▶ _STATED PROBLEM_: Repeat the material in full. Keep every line exactly as it is.

▶ _EXERCISE MATERIAL_:
▼
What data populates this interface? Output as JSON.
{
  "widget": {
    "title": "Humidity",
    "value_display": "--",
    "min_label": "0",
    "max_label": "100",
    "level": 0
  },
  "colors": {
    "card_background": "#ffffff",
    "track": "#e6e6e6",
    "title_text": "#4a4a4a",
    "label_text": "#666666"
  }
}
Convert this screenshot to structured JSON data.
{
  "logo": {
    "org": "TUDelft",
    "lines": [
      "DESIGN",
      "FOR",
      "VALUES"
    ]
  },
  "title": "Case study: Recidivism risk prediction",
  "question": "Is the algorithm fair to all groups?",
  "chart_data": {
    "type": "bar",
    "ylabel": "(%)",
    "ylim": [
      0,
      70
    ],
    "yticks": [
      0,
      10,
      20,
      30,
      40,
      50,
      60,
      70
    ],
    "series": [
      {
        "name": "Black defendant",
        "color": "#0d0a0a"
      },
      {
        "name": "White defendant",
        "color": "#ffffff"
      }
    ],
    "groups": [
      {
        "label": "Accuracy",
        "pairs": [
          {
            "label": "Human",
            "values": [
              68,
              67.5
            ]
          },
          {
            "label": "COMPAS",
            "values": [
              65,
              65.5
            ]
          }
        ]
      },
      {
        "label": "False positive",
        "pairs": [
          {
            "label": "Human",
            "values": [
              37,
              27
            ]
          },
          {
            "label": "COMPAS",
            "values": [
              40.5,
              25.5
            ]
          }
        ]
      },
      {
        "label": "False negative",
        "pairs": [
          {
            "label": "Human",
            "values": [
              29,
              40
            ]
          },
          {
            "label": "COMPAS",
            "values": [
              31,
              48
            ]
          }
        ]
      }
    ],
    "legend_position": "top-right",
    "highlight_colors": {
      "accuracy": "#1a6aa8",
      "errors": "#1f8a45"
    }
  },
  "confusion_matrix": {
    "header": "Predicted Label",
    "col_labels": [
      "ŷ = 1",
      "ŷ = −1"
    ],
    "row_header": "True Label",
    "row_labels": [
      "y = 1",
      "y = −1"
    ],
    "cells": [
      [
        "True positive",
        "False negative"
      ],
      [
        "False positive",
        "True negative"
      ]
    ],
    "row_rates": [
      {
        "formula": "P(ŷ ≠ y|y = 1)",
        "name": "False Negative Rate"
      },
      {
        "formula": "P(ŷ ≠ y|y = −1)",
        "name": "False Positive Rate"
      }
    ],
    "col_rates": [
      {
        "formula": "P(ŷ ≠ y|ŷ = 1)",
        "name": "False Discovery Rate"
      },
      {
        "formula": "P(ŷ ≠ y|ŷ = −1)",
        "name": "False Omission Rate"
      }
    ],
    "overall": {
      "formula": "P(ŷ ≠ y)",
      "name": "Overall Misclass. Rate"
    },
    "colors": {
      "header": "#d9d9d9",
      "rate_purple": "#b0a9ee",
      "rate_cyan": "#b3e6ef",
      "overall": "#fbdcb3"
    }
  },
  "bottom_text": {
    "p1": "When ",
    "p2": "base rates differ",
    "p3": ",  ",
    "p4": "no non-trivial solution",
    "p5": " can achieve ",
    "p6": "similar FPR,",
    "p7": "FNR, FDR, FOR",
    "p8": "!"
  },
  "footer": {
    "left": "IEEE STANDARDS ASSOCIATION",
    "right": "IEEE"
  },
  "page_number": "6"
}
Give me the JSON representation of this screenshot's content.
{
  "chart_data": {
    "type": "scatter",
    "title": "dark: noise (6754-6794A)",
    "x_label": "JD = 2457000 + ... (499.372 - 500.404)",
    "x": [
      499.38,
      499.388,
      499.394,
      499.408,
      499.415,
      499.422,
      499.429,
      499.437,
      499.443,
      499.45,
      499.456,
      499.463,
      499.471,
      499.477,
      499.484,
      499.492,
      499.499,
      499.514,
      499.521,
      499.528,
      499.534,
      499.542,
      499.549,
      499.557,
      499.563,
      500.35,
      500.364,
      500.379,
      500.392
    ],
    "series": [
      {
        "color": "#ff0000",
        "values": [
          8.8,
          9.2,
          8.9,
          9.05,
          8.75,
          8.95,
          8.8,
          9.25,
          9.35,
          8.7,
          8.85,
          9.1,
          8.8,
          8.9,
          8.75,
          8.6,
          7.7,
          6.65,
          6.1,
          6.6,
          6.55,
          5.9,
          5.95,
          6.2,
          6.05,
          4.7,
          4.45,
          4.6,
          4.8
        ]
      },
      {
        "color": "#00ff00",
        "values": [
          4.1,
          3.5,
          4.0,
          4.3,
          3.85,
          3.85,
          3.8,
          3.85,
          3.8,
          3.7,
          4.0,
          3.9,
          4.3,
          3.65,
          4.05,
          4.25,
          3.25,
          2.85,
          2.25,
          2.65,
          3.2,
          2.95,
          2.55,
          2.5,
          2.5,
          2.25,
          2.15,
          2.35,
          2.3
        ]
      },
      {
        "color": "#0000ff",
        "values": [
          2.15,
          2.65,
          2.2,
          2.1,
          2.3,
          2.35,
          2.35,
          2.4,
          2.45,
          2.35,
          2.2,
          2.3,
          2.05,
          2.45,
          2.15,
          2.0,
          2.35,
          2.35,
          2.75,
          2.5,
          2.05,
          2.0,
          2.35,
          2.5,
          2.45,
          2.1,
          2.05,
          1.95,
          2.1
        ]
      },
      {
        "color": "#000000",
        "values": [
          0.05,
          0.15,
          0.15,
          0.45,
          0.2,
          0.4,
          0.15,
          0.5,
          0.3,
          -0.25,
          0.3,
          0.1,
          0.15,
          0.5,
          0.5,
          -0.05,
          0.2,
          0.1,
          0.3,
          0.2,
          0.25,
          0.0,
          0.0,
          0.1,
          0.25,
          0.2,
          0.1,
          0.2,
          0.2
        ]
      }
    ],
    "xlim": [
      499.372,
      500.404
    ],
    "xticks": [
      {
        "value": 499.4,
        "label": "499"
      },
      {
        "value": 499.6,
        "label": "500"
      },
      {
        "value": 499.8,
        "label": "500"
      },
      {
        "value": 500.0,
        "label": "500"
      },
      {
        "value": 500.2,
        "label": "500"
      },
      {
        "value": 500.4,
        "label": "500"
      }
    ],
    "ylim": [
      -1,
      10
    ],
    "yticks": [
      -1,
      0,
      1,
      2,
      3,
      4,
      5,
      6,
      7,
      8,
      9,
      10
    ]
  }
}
▲
▶ _TASK SOLUTION_:
What data populates this interface? Output as JSON.
{
  "widget": {
    "title": "Humidity",
    "value_display": "--",
    "min_label": "0",
    "max_label": "100",
    "level": 0
  },
  "colors": {
    "card_background": "#ffffff",
    "track": "#e6e6e6",
    "title_text": "#4a4a4a",
    "label_text": "#666666"
  }
}
Convert this screenshot to structured JSON data.
{
  "logo": {
    "org": "TUDelft",
    "lines": [
      "DESIGN",
      "FOR",
      "VALUES"
    ]
  },
  "title": "Case study: Recidivism risk prediction",
  "question": "Is the algorithm fair to all groups?",
  "chart_data": {
    "type": "bar",
    "ylabel": "(%)",
    "ylim": [
      0,
      70
    ],
    "yticks": [
      0,
      10,
      20,
      30,
      40,
      50,
      60,
      70
    ],
    "series": [
      {
        "name": "Black defendant",
        "color": "#0d0a0a"
      },
      {
        "name": "White defendant",
        "color": "#ffffff"
      }
    ],
    "groups": [
      {
        "label": "Accuracy",
        "pairs": [
          {
            "label": "Human",
            "values": [
              68,
              67.5
            ]
          },
          {
            "label": "COMPAS",
            "values": [
              65,
              65.5
            ]
          }
        ]
      },
      {
        "label": "False positive",
        "pairs": [
          {
            "label": "Human",
            "values": [
              37,
              27
            ]
          },
          {
            "label": "COMPAS",
            "values": [
              40.5,
              25.5
            ]
          }
        ]
      },
      {
        "label": "False negative",
        "pairs": [
          {
            "label": "Human",
            "values": [
              29,
              40
            ]
          },
          {
            "label": "COMPAS",
            "values": [
              31,
              48
            ]
          }
        ]
      }
    ],
    "legend_position": "top-right",
    "highlight_colors": {
      "accuracy": "#1a6aa8",
      "errors": "#1f8a45"
    }
  },
  "confusion_matrix": {
    "header": "Predicted Label",
    "col_labels": [
      "ŷ = 1",
      "ŷ = −1"
    ],
    "row_header": "True Label",
    "row_labels": [
      "y = 1",
      "y = −1"
    ],
    "cells": [
      [
        "True positive",
        "False negative"
      ],
      [
        "False positive",
        "True negative"
      ]
    ],
    "row_rates": [
      {
        "formula": "P(ŷ ≠ y|y = 1)",
        "name": "False Negative Rate"
      },
      {
        "formula": "P(ŷ ≠ y|y = −1)",
        "name": "False Positive Rate"
      }
    ],
    "col_rates": [
      {
        "formula": "P(ŷ ≠ y|ŷ = 1)",
        "name": "False Discovery Rate"
      },
      {
        "formula": "P(ŷ ≠ y|ŷ = −1)",
        "name": "False Omission Rate"
      }
    ],
    "overall": {
      "formula": "P(ŷ ≠ y)",
      "name": "Overall Misclass. Rate"
    },
    "colors": {
      "header": "#d9d9d9",
      "rate_purple": "#b0a9ee",
      "rate_cyan": "#b3e6ef",
      "overall": "#fbdcb3"
    }
  },
  "bottom_text": {
    "p1": "When ",
    "p2": "base rates differ",
    "p3": ",  ",
    "p4": "no non-trivial solution",
    "p5": " can achieve ",
    "p6": "similar FPR,",
    "p7": "FNR, FDR, FOR",
    "p8": "!"
  },
  "footer": {
    "left": "IEEE STANDARDS ASSOCIATION",
    "right": "IEEE"
  },
  "page_number": "6"
}
Give me the JSON representation of this screenshot's content.
{
  "chart_data": {
    "type": "scatter",
    "title": "dark: noise (6754-6794A)",
    "x_label": "JD = 2457000 + ... (499.372 - 500.404)",
    "x": [
      499.38,
      499.388,
      499.394,
      499.408,
      499.415,
      499.422,
      499.429,
      499.437,
      499.443,
      499.45,
      499.456,
      499.463,
      499.471,
      499.477,
      499.484,
      499.492,
      499.499,
      499.514,
      499.521,
      499.528,
      499.534,
      499.542,
      499.549,
      499.557,
      499.563,
      500.35,
      500.364,
      500.379,
      500.392
    ],
    "series": [
      {
        "color": "#ff0000",
        "values": [
          8.8,
          9.2,
          8.9,
          9.05,
          8.75,
          8.95,
          8.8,
          9.25,
          9.35,
          8.7,
          8.85,
          9.1,
          8.8,
          8.9,
          8.75,
          8.6,
          7.7,
          6.65,
          6.1,
          6.6,
          6.55,
          5.9,
          5.95,
          6.2,
          6.05,
          4.7,
          4.45,
          4.6,
          4.8
        ]
      },
      {
        "color": "#00ff00",
        "values": [
          4.1,
          3.5,
          4.0,
          4.3,
          3.85,
          3.85,
          3.8,
          3.85,
          3.8,
          3.7,
          4.0,
          3.9,
          4.3,
          3.65,
          4.05,
          4.25,
          3.25,
          2.85,
          2.25,
          2.65,
          3.2,
          2.95,
          2.55,
          2.5,
          2.5,
          2.25,
          2.15,
          2.35,
          2.3
        ]
      },
      {
        "color": "#0000ff",
        "values": [
          2.15,
          2.65,
          2.2,
          2.1,
          2.3,
          2.35,
          2.35,
          2.4,
          2.45,
          2.35,
          2.2,
          2.3,
          2.05,
          2.45,
          2.15,
          2.0,
          2.35,
          2.35,
          2.75,
          2.5,
          2.05,
          2.0,
          2.35,
          2.5,
          2.45,
          2.1,
          2.05,
          1.95,
          2.1
        ]
      },
      {
        "color": "#000000",
        "values": [
          0.05,
          0.15,
          0.15,
          0.45,
          0.2,
          0.4,
          0.15,
          0.5,
          0.3,
          -0.25,
          0.3,
          0.1,
          0.15,
          0.5,
          0.5,
          -0.05,
          0.2,
          0.1,
          0.3,
          0.2,
          0.25,
          0.0,
          0.0,
          0.1,
          0.25,
          0.2,
          0.1,
          0.2,
          0.2
        ]
      }
    ],
    "xlim": [
      499.372,
      500.404
    ],
    "xticks": [
      {
        "value": 499.4,
        "label": "499"
      },
      {
        "value": 499.6,
        "label": "500"
      },
      {
        "value": 499.8,
        "label": "500"
      },
      {
        "value": 500.0,
        "label": "500"
      },
      {
        "value": 500.2,
        "label": "500"
      },
      {
        "value": 500.4,
        "label": "500"
      }
    ],
    "ylim": [
      -1,
      10
    ],
    "yticks": [
      -1,
      0,
      1,
      2,
      3,
      4,
      5,
      6,
      7,
      8,
      9,
      10
    ]
  }
}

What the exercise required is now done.